## BEGIN
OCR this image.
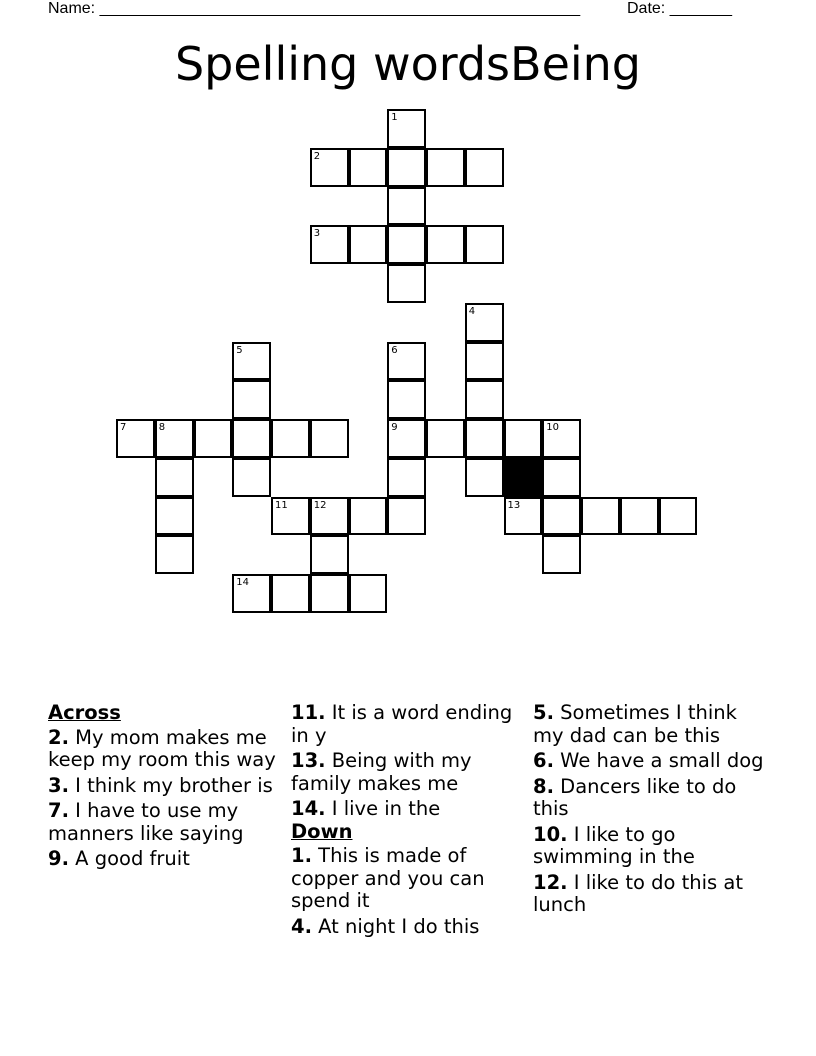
Name: ______________________________________________________	Date: _______
Spelling wordsBeing
1
2
3
4
5	6
9
7	8	10
11	12	13
14
Across
2. My mom makes me keep my room this way
3. I think my brother is
7. I have to use my manners like saying
9. A good fruit
11. It is a word ending in y
13. Being with my family makes me
14. I live in the
Down
1. This is made of copper and you can spend it
4. At night I do this
5. Sometimes I think my dad can be this
6. We have a small dog
8. Dancers like to do this
10. I like to go swimming in the
12. I like to do this at lunch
## END
— GIVEN PROBLEM —
Identify each line of the material where the word "think" shows up, and copy it.

— WRITTEN REPLY —
3. I think my brother is
5. Sometimes I think my dad can be this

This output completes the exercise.